- **Data extracted from a collection**:
^^^^^^^^

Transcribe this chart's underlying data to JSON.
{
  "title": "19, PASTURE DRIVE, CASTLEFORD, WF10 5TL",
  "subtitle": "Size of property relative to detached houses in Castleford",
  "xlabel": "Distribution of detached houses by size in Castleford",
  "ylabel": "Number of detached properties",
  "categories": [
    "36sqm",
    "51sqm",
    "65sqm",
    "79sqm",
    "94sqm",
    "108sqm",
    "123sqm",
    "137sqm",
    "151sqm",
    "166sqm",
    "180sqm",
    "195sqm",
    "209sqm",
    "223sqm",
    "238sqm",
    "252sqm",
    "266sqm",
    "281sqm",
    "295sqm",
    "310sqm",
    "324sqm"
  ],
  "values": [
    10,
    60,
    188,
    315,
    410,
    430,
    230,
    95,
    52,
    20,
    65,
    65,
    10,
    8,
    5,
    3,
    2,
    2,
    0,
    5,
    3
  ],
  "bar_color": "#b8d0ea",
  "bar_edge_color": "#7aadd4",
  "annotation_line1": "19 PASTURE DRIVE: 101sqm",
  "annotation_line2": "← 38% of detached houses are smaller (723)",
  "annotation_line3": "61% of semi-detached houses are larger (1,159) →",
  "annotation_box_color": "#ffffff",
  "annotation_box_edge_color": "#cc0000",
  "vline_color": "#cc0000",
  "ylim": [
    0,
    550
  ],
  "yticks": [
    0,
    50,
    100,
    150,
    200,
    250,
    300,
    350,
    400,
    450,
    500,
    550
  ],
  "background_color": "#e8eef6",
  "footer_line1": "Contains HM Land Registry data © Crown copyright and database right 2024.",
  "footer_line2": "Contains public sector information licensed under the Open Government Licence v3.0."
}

^^^^^^^^

- **STATED EXERCISE**: Return every line of the preceding records in which the word "DRIVE" appears.

- **WRITTEN REPLY**:
  "title": "19, PASTURE DRIVE, CASTLEFORD, WF10 5TL",
  "annotation_line1": "19 PASTURE DRIVE: 101sqm",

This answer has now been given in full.